### GIVEN INSTRUCTION
Compile every line that includes the word "this".

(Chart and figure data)
Begin
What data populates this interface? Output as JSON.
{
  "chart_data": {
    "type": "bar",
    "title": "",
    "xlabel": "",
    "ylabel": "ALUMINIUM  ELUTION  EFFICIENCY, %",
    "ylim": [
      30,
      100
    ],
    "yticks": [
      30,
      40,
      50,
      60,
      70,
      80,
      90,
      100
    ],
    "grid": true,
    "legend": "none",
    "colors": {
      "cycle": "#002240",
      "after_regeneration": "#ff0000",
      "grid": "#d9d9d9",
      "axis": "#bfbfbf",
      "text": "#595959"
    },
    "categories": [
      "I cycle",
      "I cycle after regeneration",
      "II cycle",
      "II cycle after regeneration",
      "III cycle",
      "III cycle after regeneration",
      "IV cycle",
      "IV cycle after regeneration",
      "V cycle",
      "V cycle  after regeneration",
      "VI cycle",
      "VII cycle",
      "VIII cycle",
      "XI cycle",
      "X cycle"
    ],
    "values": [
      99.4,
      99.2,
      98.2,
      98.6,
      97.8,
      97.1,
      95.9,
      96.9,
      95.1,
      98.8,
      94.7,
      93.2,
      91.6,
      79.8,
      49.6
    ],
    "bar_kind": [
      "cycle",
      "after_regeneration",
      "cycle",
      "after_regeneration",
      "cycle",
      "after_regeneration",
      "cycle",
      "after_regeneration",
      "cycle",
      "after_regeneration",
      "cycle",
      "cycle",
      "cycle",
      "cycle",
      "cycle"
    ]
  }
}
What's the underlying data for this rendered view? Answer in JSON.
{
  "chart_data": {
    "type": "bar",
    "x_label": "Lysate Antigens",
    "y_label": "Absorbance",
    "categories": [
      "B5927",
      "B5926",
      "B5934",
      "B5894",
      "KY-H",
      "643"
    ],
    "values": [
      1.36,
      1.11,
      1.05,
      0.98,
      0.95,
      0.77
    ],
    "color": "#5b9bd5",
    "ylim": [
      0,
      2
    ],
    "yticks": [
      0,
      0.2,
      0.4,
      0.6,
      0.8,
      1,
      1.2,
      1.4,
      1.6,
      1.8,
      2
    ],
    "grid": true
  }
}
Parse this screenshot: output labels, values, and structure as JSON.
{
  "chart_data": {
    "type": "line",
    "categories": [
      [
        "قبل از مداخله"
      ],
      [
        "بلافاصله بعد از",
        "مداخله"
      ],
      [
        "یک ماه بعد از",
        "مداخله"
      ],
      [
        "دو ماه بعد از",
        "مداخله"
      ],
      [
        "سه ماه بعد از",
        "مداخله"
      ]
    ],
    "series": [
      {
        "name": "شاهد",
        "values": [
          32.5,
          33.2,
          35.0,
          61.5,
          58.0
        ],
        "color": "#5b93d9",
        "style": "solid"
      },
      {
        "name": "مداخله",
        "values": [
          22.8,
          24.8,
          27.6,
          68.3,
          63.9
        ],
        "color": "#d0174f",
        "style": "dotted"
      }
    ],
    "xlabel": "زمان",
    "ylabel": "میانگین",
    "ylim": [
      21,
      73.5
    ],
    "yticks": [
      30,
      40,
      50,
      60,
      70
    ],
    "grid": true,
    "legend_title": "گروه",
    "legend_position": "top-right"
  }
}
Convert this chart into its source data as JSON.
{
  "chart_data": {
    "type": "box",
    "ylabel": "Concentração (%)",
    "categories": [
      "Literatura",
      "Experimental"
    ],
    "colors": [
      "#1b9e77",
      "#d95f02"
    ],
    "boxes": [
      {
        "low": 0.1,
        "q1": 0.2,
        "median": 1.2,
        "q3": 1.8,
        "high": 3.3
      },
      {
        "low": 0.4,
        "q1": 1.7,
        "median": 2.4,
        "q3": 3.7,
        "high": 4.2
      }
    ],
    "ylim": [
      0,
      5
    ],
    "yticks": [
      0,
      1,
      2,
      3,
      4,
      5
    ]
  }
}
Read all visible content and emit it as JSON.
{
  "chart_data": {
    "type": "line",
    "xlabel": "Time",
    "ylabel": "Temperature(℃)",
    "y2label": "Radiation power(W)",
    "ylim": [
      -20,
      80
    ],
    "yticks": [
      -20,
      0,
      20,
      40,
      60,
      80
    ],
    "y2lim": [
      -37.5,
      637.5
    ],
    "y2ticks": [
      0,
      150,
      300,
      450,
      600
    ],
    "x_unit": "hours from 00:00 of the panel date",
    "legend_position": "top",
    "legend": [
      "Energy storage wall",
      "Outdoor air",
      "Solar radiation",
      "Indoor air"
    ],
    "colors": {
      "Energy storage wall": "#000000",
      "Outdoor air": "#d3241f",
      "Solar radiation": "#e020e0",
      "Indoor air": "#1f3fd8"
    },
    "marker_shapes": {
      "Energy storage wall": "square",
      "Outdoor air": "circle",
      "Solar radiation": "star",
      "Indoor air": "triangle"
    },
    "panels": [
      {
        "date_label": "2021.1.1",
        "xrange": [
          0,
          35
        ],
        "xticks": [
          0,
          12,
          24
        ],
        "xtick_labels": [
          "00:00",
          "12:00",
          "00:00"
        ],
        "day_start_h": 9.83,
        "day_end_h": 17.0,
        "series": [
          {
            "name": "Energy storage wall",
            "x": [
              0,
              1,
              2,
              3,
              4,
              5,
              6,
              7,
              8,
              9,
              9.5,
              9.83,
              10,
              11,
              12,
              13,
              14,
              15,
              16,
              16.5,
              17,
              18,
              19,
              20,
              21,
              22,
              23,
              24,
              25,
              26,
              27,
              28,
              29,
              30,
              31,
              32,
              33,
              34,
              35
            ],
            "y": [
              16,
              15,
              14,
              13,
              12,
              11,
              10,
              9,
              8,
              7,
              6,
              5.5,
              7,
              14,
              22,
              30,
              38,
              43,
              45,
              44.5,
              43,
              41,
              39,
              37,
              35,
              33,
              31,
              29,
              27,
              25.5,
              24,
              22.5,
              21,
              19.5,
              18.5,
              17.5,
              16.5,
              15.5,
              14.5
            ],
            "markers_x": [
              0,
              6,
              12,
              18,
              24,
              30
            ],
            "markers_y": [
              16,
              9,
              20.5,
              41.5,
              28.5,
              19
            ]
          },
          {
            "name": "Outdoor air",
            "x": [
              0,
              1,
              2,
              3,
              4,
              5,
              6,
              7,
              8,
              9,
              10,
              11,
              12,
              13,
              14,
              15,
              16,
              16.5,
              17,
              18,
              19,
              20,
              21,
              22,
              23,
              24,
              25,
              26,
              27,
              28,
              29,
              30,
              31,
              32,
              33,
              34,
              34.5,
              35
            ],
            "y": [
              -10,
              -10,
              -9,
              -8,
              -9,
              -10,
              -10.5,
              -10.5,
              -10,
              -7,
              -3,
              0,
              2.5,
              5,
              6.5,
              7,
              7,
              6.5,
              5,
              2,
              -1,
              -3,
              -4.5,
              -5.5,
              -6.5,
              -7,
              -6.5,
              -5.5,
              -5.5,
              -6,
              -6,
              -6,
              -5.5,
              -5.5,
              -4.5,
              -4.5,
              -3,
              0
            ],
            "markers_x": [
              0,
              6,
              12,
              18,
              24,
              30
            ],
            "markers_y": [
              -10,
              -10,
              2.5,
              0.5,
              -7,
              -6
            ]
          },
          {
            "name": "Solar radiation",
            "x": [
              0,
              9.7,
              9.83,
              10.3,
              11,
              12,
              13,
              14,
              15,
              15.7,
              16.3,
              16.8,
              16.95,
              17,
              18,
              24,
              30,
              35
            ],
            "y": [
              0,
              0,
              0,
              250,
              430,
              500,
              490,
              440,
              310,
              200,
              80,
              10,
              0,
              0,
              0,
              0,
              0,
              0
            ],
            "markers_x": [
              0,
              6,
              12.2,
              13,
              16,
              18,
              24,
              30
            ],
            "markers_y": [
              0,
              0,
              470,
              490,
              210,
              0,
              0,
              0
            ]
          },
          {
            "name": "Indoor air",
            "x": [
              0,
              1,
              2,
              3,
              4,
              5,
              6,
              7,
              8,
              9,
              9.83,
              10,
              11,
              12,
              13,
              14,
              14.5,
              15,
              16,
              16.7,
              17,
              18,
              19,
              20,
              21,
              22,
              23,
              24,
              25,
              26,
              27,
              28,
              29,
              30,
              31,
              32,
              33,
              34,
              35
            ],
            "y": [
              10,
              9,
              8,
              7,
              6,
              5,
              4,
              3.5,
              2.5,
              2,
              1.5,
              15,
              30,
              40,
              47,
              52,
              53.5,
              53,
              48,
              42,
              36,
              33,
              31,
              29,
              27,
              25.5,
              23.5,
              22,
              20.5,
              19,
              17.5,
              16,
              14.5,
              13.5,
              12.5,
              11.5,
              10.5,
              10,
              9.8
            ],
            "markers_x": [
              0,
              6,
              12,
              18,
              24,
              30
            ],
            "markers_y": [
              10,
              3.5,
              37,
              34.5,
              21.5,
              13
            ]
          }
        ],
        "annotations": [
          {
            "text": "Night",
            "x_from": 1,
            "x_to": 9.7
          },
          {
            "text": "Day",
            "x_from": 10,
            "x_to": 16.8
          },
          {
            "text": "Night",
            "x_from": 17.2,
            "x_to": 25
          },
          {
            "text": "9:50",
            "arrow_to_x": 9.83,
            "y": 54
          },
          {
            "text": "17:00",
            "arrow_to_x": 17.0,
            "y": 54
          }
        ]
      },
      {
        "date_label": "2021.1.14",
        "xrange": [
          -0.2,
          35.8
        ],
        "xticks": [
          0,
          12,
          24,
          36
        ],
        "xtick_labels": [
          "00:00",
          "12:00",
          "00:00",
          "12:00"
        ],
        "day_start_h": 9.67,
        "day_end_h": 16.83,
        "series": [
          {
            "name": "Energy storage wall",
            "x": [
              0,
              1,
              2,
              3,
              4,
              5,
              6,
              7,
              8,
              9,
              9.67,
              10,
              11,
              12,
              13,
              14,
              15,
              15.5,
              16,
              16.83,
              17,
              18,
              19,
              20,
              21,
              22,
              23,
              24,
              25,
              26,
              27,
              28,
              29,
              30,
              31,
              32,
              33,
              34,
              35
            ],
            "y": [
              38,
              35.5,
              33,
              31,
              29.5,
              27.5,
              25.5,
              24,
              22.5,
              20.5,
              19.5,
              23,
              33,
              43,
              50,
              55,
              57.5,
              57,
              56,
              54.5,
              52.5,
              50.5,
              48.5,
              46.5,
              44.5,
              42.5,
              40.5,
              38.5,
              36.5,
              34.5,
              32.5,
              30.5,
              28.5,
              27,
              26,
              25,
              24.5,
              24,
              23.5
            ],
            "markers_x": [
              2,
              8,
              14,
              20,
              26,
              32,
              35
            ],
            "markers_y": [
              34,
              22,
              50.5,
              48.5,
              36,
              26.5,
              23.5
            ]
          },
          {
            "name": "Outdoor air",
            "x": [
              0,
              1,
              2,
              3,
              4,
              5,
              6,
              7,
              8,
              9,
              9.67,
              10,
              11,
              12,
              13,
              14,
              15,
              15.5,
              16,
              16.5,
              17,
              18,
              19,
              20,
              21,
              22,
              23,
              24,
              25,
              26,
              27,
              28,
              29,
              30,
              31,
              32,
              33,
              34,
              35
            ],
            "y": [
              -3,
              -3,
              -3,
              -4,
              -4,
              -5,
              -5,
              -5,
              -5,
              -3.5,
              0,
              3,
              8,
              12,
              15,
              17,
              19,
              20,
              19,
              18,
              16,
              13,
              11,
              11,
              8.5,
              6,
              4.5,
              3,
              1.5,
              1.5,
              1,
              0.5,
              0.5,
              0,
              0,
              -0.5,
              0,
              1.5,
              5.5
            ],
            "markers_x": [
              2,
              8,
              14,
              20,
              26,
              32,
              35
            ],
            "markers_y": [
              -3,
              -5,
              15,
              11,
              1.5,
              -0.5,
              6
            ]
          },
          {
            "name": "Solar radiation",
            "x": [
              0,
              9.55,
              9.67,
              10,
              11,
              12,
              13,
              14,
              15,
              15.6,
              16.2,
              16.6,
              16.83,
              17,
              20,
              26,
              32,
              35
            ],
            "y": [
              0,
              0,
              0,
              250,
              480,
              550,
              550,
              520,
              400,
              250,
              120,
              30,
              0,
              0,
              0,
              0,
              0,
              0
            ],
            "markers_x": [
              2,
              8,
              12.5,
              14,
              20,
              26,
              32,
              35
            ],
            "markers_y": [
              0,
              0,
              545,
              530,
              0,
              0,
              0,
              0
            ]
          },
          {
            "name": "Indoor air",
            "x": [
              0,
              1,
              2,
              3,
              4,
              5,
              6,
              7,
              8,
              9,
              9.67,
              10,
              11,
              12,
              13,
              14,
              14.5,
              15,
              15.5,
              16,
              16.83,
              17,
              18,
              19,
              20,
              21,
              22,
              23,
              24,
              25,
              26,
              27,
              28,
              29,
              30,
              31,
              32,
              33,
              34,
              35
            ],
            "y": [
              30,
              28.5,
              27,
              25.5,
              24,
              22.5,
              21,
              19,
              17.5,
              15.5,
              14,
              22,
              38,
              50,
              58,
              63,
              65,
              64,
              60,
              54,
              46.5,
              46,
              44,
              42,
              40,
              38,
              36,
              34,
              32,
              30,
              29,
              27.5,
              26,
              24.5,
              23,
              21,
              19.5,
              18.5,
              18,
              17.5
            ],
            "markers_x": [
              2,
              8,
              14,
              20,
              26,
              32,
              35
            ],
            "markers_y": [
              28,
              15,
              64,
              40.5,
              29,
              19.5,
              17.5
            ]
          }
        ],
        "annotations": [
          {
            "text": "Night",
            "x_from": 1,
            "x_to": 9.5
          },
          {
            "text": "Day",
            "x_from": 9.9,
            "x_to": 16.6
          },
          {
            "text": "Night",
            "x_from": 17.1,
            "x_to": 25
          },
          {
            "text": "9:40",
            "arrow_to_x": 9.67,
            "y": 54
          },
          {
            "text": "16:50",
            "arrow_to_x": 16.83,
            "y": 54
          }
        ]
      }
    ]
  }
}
End
### EXERCISE OUTPUT
What data populates this interface? Output as JSON.
What's the underlying data for this rendered view? Answer in JSON.
Parse this screenshot: output labels, values, and structure as JSON.
Convert this chart into its source data as JSON.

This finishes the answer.